__WORK TO COMPLETE__: Copy every line of the data in which the word "lässt" occurs.
▼▼▼
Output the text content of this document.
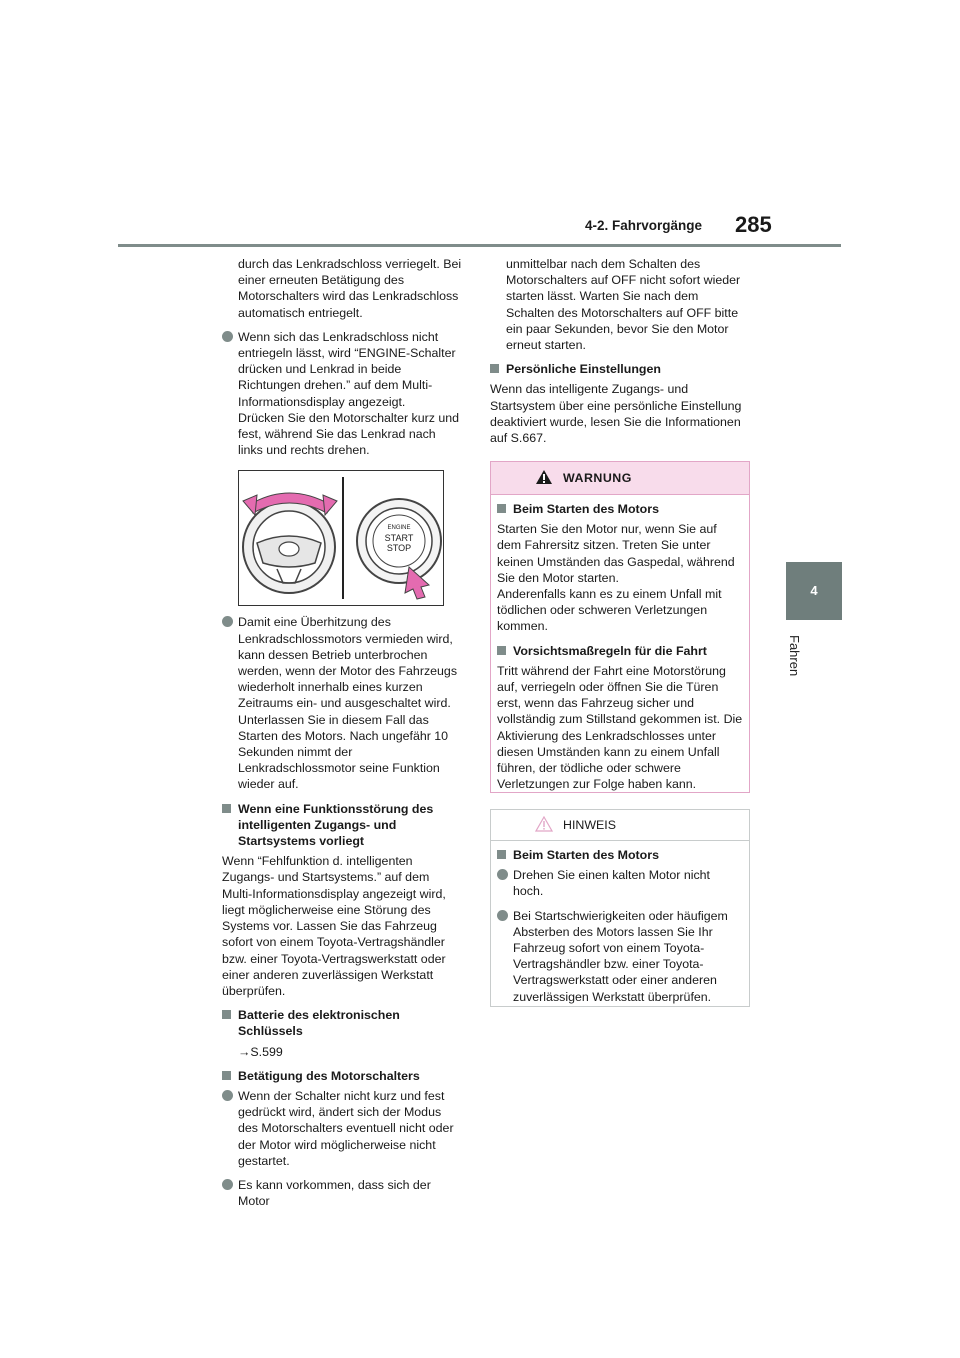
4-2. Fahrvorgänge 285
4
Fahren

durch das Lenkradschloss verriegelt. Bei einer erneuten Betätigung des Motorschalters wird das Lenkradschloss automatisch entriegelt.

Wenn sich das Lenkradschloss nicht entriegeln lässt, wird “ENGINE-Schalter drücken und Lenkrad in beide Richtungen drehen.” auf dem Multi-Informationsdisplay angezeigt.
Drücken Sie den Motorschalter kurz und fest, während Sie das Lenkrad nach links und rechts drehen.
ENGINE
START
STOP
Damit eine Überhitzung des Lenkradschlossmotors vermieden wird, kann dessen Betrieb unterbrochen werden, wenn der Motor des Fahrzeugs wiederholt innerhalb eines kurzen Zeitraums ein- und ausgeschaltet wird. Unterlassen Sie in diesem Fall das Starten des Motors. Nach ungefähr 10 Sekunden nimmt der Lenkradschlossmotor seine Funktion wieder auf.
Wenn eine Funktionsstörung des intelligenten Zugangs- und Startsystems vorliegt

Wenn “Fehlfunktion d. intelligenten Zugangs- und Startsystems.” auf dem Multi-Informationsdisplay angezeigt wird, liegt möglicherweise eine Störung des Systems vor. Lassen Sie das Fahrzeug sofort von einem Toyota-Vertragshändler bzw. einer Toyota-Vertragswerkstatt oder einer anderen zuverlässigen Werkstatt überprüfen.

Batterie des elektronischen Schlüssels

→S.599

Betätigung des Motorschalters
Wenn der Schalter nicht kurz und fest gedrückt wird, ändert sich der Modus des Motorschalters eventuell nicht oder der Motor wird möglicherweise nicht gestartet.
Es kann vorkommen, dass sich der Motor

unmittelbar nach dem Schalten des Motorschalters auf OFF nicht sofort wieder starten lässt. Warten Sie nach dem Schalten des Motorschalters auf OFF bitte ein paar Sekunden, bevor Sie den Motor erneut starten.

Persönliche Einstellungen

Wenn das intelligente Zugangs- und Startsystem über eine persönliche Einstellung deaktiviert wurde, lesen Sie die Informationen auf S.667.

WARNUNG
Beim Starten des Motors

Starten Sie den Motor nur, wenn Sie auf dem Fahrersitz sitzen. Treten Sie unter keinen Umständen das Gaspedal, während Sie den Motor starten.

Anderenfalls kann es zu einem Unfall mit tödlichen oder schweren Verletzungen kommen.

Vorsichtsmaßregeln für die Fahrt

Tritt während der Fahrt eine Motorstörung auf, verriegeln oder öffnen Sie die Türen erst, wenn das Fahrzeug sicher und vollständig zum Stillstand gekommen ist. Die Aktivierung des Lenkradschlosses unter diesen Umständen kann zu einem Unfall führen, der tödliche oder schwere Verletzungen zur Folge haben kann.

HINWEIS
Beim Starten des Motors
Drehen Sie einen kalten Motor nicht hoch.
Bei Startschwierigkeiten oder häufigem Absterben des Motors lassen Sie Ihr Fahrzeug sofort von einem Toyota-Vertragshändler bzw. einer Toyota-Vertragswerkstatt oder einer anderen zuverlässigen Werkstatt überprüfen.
▲▲▲
▼▼▼
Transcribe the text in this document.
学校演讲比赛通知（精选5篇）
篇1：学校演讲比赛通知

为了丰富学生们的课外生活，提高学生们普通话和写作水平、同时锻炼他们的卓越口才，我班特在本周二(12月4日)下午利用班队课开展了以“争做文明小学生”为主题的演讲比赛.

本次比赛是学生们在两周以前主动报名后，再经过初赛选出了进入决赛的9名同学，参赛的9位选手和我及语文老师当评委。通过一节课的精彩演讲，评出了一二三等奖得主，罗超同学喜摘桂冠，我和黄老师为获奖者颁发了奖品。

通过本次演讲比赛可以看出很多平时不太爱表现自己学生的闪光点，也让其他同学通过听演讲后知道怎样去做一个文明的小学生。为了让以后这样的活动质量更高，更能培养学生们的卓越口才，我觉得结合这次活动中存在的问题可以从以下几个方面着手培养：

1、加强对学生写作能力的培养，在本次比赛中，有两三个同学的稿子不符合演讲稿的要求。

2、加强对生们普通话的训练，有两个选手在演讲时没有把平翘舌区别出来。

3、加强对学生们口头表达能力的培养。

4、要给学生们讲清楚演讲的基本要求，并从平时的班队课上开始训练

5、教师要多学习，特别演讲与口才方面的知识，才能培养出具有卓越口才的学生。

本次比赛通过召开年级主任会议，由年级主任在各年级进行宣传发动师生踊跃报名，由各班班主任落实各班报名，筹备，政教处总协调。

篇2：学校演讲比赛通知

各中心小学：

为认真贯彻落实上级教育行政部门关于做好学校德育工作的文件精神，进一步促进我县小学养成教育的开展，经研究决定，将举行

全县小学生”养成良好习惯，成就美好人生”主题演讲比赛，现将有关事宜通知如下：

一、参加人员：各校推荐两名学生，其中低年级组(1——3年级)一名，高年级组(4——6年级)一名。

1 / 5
▲▲▲
▼▼▼
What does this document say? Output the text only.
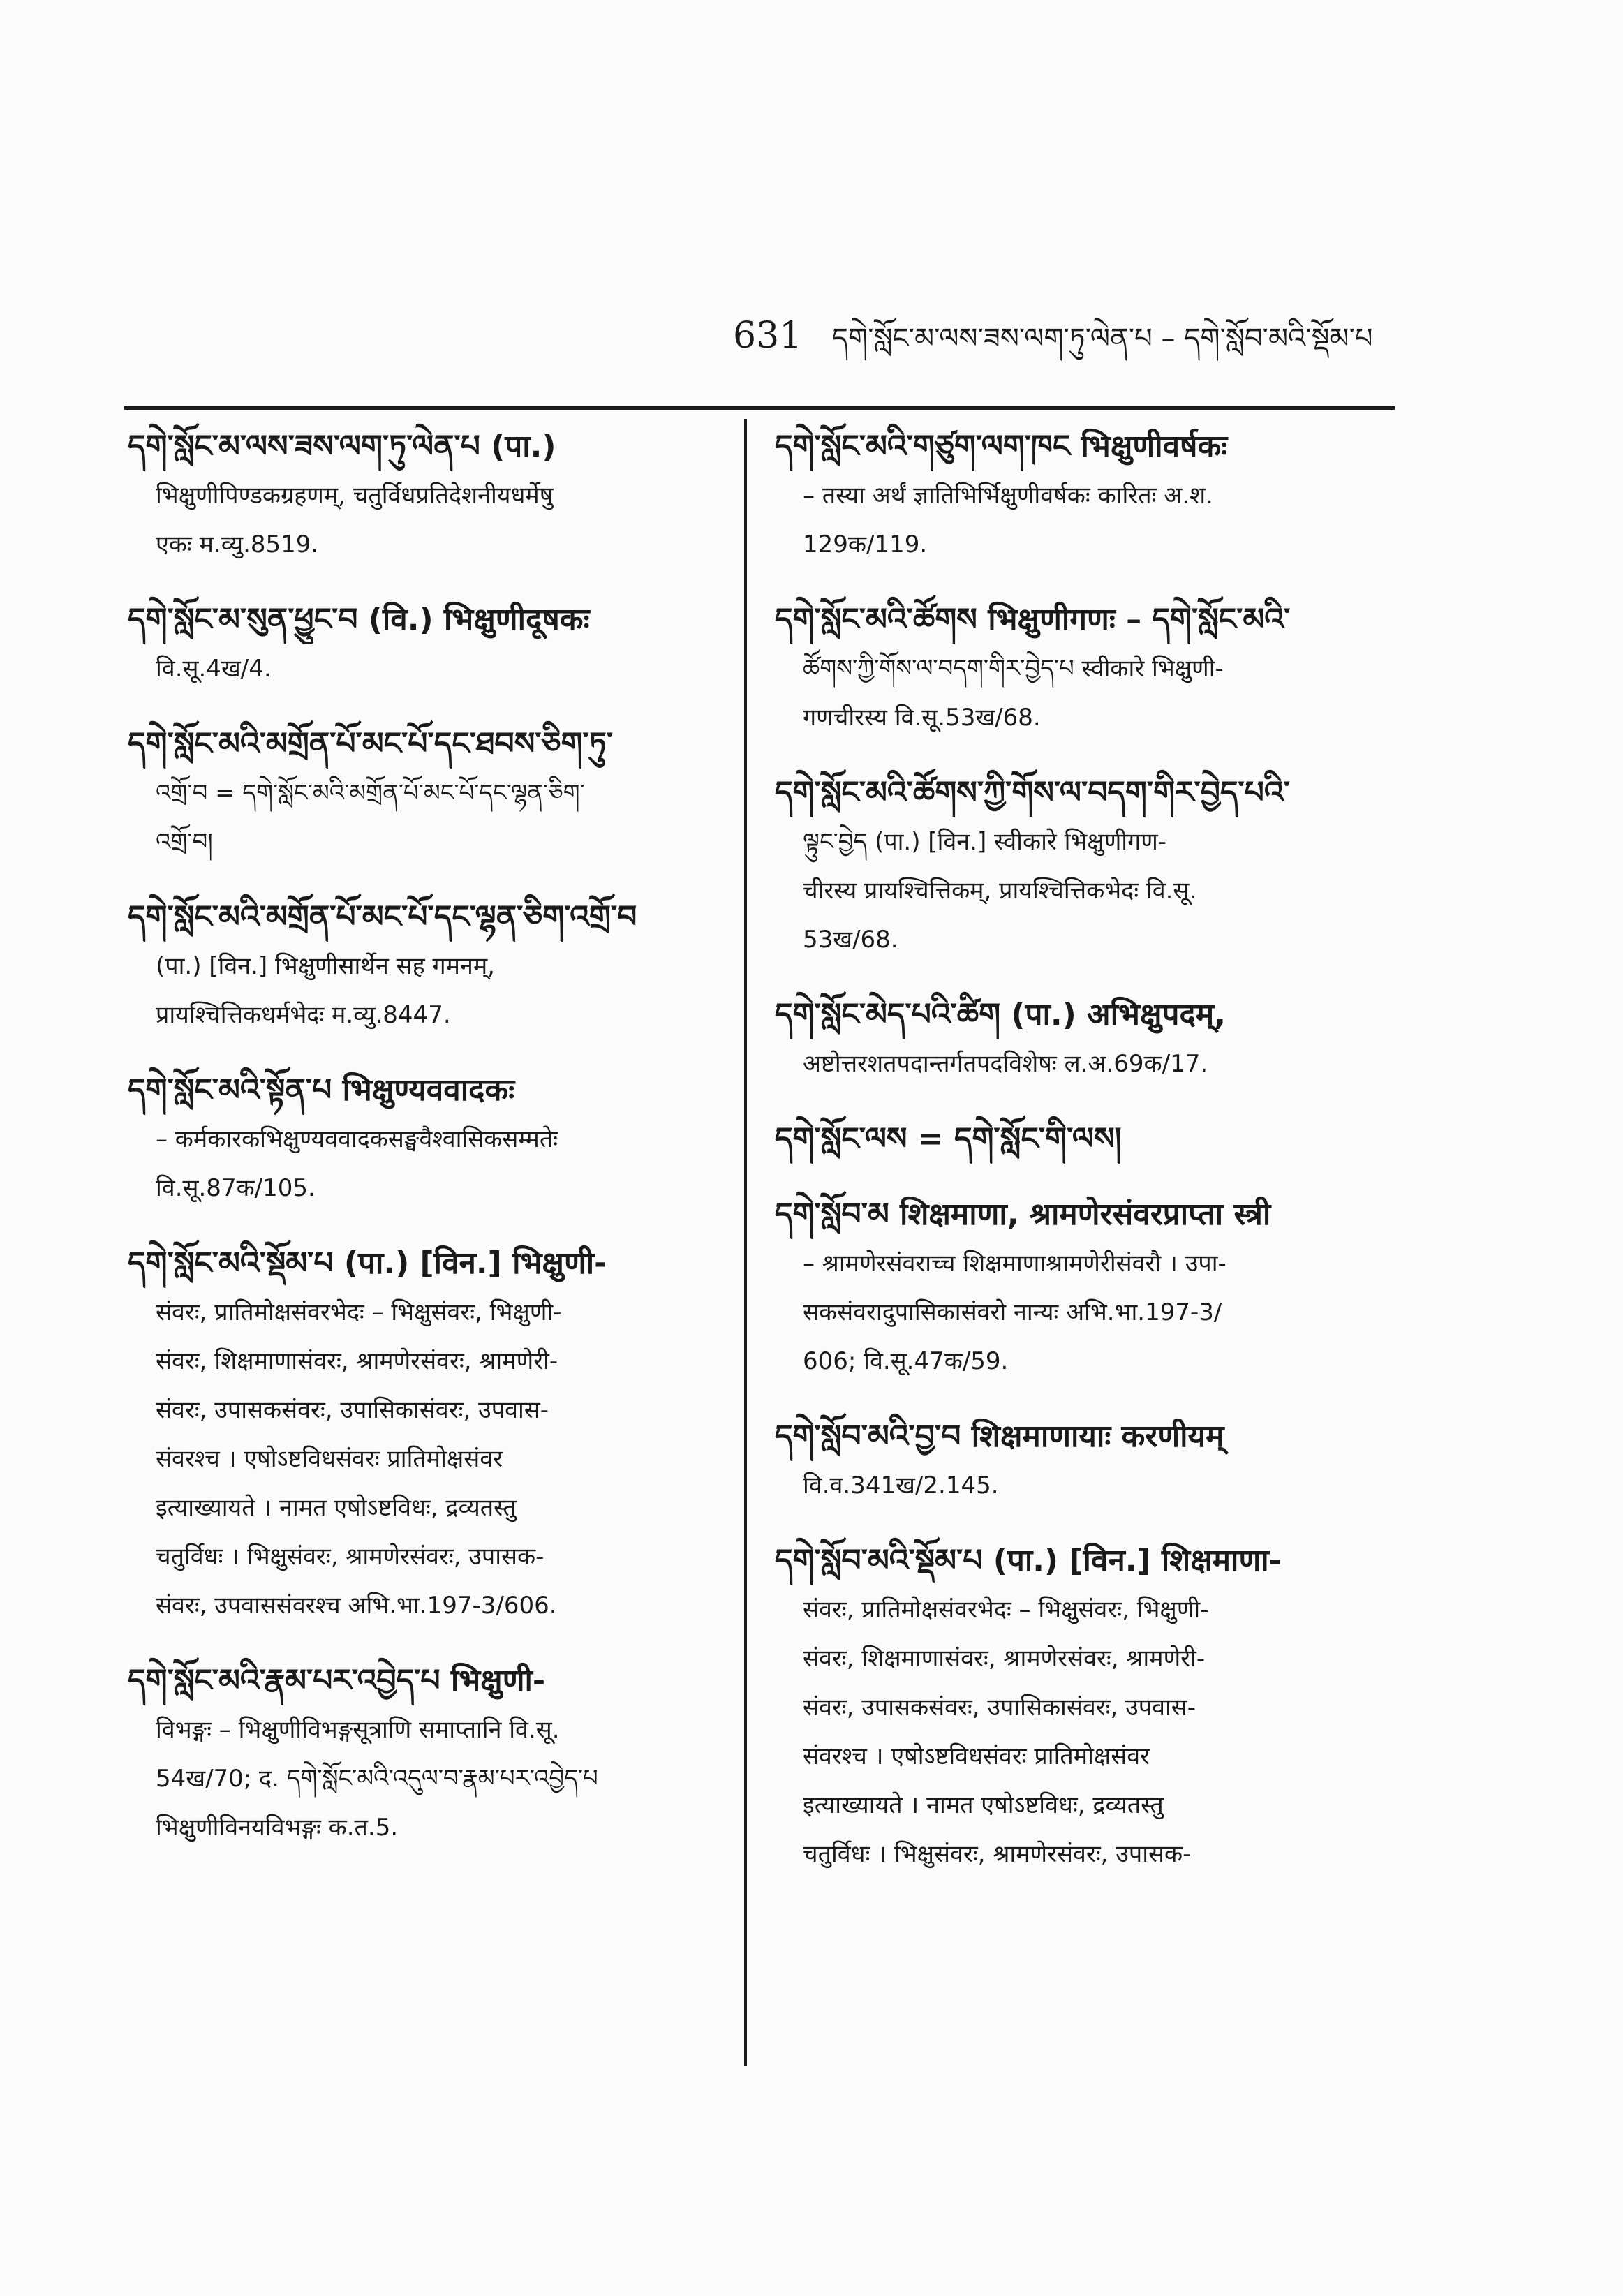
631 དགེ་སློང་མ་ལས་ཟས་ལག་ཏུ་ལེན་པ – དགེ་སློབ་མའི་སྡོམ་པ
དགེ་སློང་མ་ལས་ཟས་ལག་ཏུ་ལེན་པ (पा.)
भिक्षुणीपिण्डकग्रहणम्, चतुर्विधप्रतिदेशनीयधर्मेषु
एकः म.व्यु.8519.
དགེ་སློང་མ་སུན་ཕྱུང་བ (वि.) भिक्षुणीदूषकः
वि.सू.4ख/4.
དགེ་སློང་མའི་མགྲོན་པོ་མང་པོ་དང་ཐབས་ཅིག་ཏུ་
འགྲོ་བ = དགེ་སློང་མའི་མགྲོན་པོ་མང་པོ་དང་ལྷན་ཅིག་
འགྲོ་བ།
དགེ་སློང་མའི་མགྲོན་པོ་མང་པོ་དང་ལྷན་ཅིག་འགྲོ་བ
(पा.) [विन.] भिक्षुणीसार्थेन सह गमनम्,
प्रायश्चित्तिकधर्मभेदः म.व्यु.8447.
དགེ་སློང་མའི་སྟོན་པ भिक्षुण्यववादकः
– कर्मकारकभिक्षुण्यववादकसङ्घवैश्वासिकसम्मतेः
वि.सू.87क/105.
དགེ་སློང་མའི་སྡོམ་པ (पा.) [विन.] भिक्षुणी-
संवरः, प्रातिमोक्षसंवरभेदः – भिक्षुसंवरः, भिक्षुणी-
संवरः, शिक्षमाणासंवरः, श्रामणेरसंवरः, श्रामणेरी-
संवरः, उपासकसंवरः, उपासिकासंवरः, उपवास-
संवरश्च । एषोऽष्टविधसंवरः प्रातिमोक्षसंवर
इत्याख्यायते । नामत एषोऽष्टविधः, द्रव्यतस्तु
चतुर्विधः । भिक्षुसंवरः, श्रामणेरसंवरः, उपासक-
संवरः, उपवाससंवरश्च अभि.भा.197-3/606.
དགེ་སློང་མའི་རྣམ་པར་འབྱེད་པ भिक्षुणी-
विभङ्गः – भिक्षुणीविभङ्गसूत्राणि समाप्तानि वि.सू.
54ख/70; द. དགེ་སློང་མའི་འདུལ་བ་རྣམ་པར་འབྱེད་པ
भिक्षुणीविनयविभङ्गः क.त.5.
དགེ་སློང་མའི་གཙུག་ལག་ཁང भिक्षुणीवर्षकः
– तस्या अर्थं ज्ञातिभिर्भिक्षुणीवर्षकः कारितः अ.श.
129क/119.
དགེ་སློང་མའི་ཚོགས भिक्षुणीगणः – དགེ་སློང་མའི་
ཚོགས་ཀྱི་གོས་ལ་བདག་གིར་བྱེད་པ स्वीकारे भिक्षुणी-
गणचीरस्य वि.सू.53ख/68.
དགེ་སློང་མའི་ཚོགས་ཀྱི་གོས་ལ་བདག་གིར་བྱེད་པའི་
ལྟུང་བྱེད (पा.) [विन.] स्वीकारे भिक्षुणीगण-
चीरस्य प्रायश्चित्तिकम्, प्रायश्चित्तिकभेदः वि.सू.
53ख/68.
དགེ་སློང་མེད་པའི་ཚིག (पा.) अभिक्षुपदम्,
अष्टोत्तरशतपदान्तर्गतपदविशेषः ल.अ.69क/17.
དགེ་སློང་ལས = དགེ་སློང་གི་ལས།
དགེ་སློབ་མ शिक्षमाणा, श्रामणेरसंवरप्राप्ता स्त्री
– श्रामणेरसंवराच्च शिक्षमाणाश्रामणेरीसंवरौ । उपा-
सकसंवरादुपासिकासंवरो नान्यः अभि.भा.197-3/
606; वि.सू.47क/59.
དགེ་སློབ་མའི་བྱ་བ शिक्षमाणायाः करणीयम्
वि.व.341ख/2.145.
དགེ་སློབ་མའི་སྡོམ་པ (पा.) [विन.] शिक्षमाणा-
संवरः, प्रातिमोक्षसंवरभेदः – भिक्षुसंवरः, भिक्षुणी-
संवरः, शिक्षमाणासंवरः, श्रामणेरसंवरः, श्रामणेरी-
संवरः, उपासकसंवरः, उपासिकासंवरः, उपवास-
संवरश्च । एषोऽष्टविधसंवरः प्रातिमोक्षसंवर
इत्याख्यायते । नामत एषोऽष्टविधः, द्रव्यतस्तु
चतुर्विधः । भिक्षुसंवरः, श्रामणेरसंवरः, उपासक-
▲▲▲
__EXERCISE ANSWER__:
Wenn sich das Lenkradschloss nicht entriegeln lässt, wird “ENGINE-Schalter drücken und Lenkrad in beide Richtungen drehen.” auf dem Multi-Informationsdisplay angezeigt.
unmittelbar nach dem Schalten des Motorschalters auf OFF nicht sofort wieder starten lässt. Warten Sie nach dem Schalten des Motorschalters auf OFF bitte ein paar Sekunden, bevor Sie den Motor erneut starten.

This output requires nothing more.